WRITTEN TASK = Pick out each line of the records in which the word "time" appears.
-- begin --
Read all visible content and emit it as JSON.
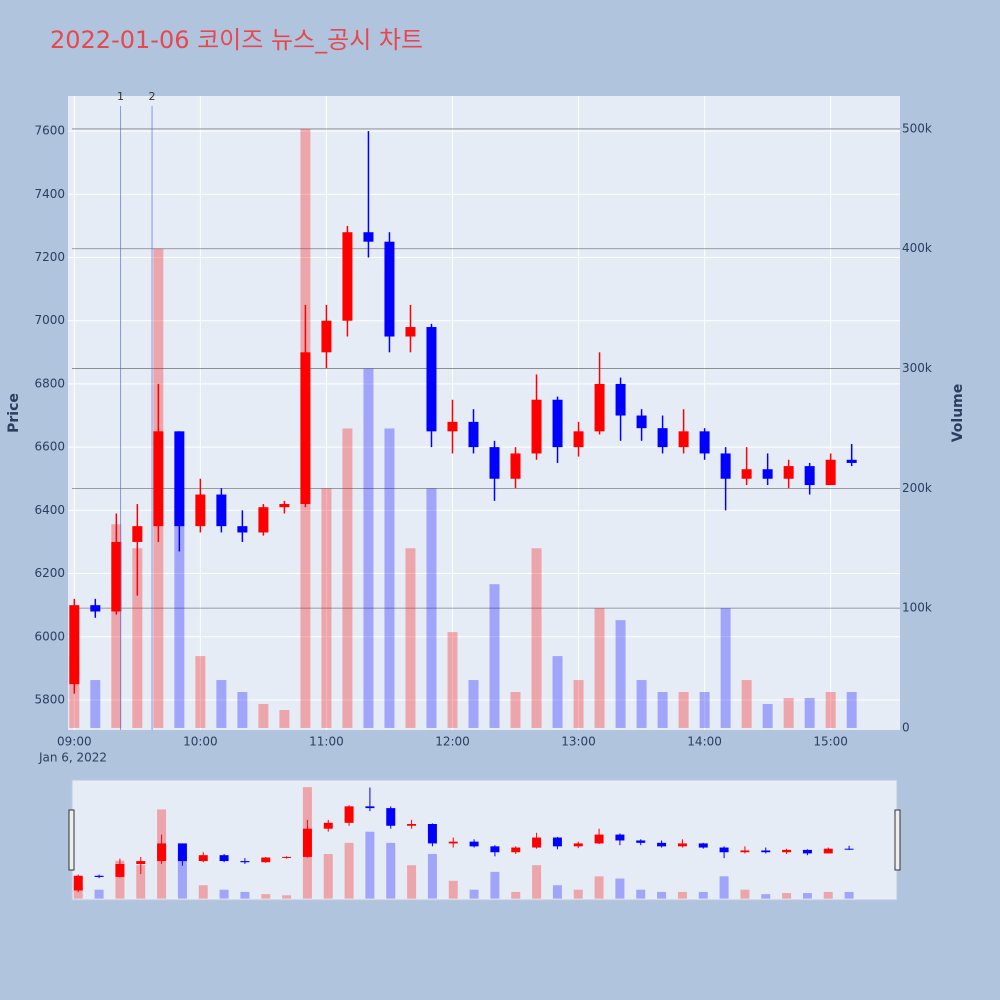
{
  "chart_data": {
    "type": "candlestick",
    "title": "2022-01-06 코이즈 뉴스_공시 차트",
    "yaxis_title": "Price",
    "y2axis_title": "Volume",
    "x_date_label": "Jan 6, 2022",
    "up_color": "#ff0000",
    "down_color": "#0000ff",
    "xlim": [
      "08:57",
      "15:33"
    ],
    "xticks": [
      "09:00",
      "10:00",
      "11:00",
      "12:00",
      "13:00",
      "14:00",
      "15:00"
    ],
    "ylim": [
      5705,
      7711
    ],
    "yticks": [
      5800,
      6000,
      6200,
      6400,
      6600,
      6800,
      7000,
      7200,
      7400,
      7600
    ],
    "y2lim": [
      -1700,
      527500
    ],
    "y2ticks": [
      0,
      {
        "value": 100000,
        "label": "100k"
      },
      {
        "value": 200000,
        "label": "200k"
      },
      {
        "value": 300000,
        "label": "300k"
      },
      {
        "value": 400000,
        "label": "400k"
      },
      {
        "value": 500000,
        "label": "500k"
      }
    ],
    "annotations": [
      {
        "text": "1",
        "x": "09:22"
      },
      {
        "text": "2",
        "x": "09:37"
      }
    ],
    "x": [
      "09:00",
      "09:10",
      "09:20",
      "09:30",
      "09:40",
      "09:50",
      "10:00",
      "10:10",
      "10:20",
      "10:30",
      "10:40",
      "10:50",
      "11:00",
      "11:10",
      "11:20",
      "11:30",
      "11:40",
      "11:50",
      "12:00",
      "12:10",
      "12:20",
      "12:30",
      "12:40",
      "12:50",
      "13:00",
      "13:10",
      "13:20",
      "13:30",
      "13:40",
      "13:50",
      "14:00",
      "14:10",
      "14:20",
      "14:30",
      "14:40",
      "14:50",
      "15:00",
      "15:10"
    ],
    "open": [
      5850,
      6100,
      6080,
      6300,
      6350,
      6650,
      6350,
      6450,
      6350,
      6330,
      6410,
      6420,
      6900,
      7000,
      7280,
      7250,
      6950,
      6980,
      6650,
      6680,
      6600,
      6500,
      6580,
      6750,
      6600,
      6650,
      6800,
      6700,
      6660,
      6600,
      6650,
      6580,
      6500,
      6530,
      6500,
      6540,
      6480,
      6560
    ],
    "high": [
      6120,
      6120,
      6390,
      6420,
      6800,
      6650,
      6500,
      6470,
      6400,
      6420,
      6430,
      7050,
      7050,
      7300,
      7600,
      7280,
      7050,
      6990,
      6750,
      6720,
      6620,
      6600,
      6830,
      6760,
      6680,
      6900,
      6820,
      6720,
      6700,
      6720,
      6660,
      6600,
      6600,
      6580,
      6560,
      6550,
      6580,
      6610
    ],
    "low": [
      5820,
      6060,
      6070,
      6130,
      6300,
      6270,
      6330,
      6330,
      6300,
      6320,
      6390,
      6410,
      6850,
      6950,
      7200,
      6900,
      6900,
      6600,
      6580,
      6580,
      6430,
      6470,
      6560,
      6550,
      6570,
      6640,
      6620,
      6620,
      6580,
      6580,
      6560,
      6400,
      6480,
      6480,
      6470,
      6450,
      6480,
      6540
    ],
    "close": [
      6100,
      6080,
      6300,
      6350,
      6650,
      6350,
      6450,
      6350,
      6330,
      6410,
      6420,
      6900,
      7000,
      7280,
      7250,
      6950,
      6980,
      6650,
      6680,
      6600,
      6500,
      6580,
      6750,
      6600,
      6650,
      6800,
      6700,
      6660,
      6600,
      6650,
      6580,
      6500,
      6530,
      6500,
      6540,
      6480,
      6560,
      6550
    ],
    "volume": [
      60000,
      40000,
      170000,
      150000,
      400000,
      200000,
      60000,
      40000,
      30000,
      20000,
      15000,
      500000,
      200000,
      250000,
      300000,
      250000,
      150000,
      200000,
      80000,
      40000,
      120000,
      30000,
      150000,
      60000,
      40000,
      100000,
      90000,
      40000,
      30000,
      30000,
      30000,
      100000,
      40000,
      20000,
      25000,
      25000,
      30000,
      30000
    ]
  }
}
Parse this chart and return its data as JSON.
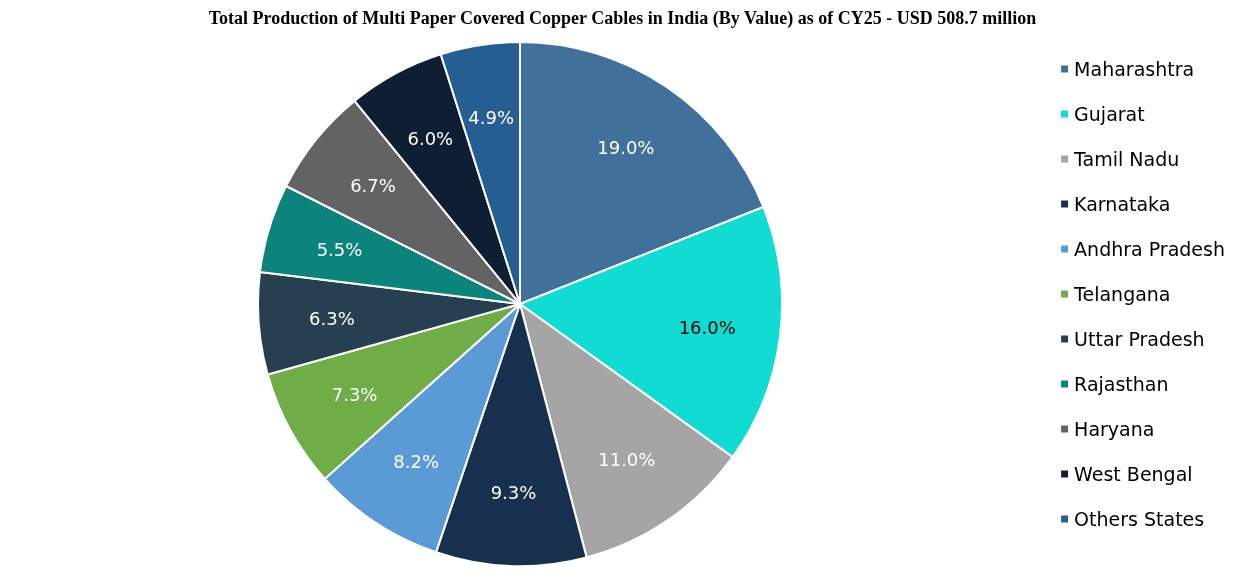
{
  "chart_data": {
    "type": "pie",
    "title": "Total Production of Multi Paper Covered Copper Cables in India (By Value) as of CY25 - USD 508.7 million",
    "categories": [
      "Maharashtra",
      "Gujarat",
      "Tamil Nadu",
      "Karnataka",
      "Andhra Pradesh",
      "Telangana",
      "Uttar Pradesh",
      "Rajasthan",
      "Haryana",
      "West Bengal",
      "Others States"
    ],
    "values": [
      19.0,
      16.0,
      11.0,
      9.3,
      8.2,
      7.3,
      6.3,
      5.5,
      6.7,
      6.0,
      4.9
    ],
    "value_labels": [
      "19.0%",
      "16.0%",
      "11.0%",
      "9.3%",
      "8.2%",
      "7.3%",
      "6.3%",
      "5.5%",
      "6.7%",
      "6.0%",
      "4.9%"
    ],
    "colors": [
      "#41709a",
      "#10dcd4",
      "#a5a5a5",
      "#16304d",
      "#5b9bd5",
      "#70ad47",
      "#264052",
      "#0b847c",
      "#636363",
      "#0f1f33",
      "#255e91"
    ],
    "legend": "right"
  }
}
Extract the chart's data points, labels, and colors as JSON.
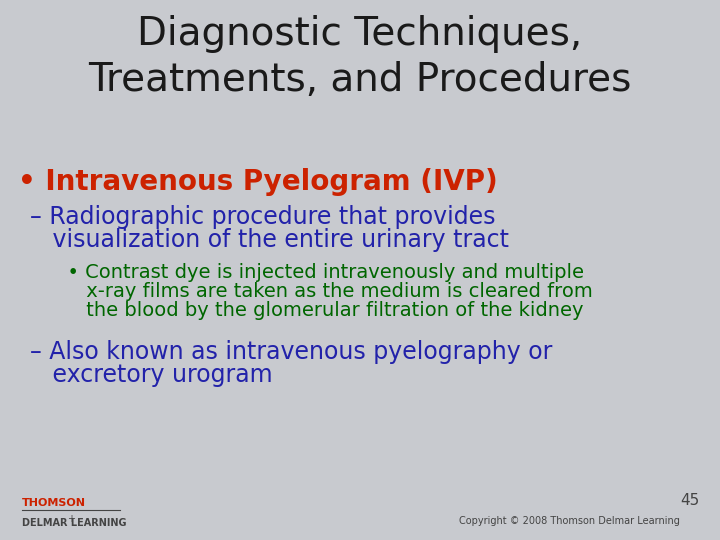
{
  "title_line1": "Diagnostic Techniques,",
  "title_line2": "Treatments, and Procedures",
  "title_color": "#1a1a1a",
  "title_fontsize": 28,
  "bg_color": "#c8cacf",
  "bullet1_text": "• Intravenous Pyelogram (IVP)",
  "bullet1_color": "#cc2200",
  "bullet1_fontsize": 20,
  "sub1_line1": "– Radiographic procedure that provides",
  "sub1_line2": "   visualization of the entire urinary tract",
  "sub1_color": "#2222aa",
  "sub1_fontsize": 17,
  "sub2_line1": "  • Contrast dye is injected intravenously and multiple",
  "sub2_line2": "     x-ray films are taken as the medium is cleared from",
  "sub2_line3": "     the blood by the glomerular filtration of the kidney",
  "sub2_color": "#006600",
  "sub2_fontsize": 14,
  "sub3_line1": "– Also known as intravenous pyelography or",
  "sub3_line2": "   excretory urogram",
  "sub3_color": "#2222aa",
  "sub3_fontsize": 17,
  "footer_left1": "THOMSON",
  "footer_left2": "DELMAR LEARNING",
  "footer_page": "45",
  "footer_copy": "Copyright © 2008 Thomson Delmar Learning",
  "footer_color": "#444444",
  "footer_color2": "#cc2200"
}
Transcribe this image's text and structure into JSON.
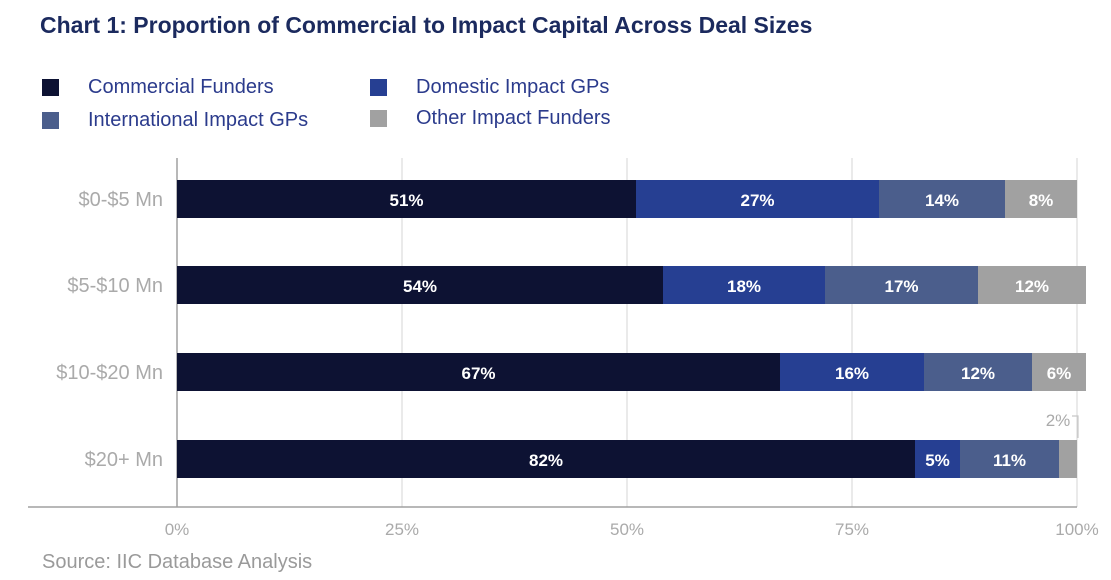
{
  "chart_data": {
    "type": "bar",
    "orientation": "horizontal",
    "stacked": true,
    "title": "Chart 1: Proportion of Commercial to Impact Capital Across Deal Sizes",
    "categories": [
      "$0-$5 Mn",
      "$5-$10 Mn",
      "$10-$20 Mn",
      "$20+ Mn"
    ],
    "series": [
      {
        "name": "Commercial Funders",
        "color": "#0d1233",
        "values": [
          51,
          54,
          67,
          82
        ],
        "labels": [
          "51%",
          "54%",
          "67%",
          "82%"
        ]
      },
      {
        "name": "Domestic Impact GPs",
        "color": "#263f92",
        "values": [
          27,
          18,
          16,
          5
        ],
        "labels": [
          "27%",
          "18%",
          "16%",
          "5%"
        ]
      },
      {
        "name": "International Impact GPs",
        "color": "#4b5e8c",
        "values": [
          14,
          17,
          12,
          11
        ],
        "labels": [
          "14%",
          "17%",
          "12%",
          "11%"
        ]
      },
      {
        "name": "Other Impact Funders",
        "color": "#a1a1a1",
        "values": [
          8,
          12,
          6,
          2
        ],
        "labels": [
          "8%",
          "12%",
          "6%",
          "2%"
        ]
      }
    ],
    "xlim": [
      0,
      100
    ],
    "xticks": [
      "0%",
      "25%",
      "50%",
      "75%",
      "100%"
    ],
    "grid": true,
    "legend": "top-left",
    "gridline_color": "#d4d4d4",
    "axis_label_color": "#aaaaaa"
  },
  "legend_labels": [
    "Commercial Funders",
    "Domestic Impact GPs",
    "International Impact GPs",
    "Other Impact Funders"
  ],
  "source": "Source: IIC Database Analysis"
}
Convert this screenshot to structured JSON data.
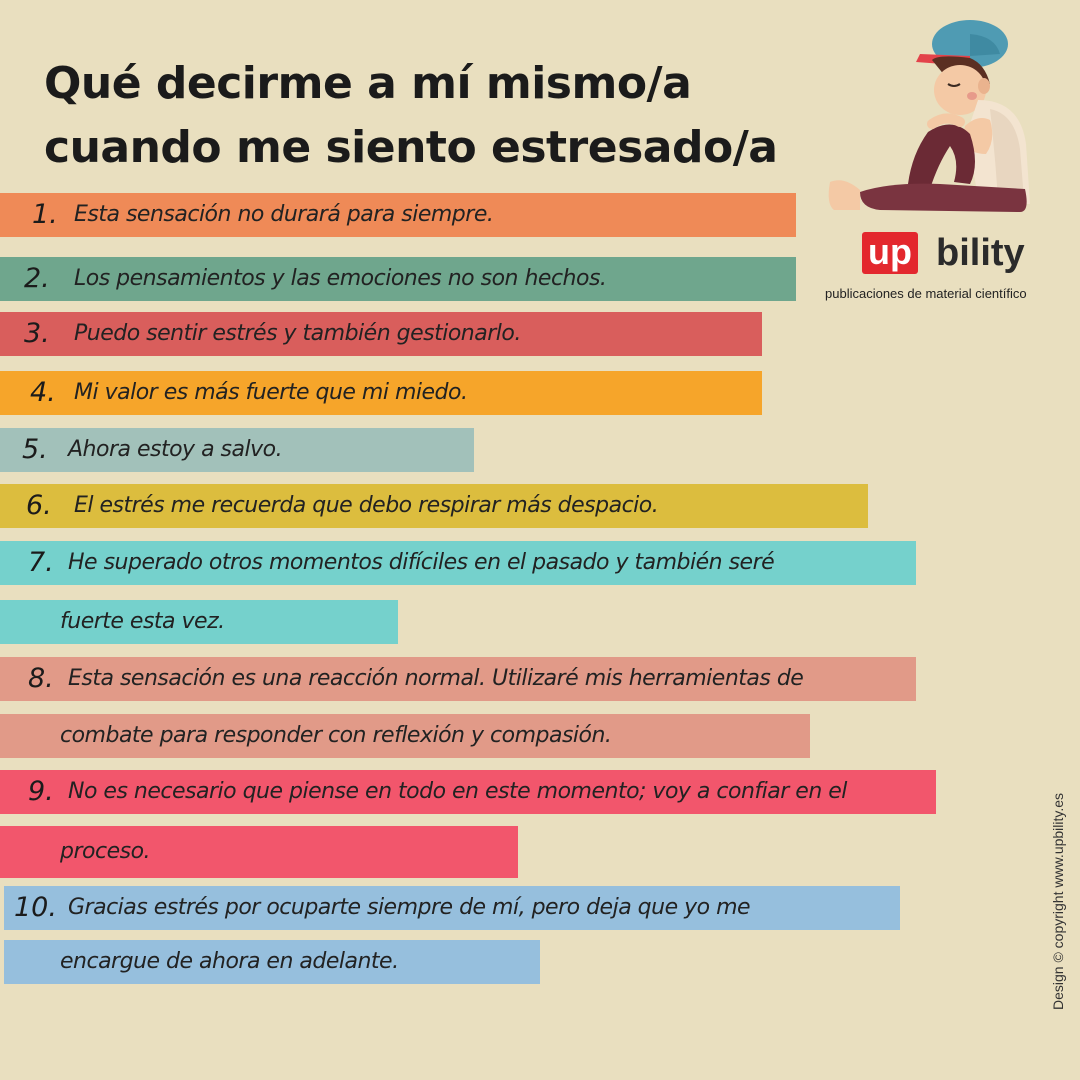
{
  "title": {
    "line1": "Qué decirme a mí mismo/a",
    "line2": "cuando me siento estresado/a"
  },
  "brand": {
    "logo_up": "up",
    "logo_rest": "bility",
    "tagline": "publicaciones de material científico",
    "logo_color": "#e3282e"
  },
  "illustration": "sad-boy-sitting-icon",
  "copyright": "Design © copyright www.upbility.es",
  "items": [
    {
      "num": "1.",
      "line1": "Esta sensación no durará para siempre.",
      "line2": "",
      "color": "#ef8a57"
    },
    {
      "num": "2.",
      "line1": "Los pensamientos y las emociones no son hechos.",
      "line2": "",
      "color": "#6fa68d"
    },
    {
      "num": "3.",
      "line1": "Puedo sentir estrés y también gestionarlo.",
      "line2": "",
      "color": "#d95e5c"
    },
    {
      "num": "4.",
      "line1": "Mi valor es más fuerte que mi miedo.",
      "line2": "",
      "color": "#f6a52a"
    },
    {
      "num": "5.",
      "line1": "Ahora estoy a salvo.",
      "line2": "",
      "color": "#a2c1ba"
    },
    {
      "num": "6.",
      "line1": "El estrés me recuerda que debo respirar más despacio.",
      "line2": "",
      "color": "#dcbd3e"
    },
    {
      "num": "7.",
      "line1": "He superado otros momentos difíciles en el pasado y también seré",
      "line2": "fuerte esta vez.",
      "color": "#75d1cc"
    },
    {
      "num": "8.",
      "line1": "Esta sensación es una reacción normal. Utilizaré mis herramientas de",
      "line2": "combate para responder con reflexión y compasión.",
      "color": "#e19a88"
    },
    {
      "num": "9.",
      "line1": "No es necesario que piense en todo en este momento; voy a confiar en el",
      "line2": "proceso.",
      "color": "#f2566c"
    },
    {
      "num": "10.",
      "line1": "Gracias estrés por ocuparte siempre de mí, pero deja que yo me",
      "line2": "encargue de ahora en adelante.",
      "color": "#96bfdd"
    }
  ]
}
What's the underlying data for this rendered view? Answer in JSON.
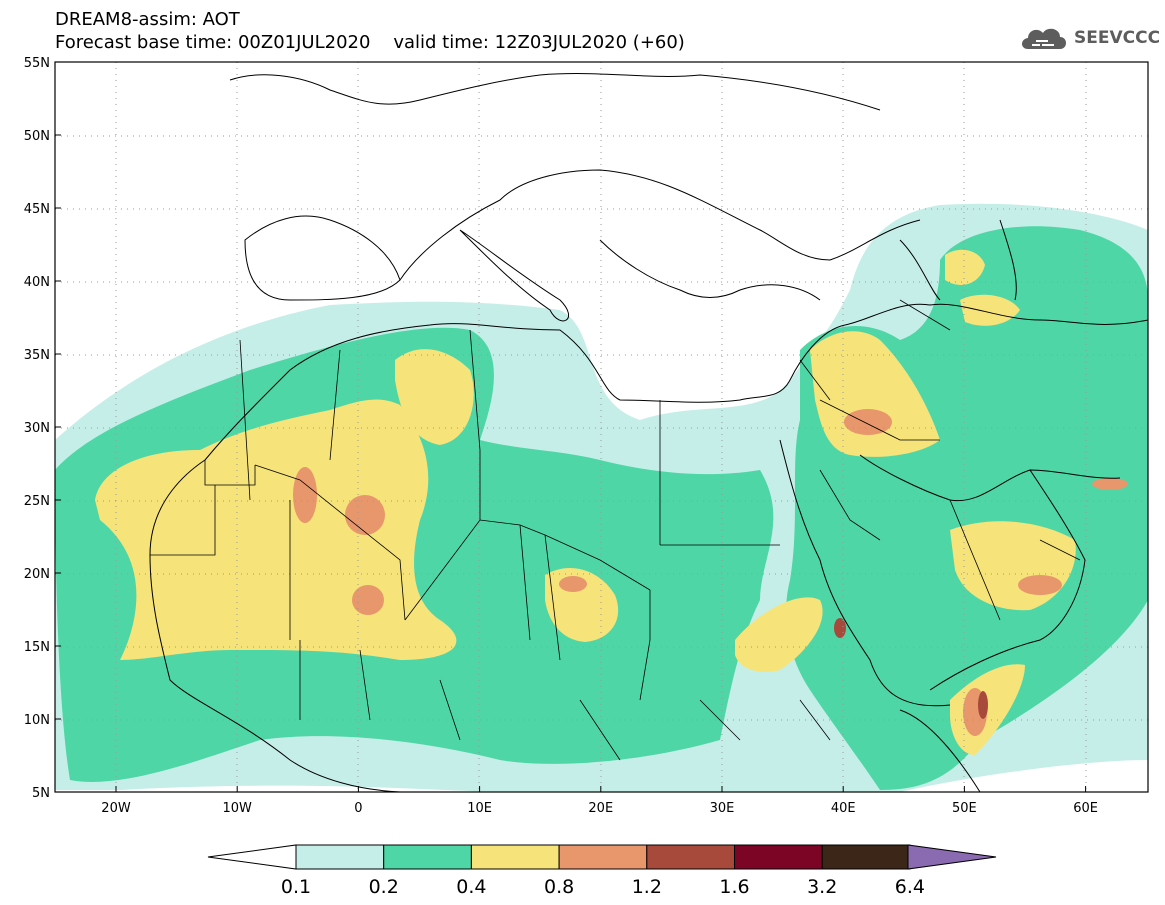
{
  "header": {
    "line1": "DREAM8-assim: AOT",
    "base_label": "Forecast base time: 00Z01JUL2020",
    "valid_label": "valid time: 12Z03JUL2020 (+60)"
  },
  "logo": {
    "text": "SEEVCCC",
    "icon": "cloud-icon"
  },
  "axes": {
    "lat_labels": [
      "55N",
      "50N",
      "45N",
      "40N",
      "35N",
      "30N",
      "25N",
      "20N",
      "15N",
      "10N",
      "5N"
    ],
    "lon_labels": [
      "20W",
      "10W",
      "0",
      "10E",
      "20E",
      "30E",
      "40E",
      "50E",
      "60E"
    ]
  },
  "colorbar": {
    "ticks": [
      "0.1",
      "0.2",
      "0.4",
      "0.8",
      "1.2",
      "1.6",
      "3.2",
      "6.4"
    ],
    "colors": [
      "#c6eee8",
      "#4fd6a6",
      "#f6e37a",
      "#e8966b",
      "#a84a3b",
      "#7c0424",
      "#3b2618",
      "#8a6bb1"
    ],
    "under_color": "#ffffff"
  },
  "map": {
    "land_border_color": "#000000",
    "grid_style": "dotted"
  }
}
-- end --
TASK ANSWER =
    "base_label": "Forecast base time: 00Z01JUL2020",
    "valid_label": "valid time: 12Z03JUL2020 (+60)"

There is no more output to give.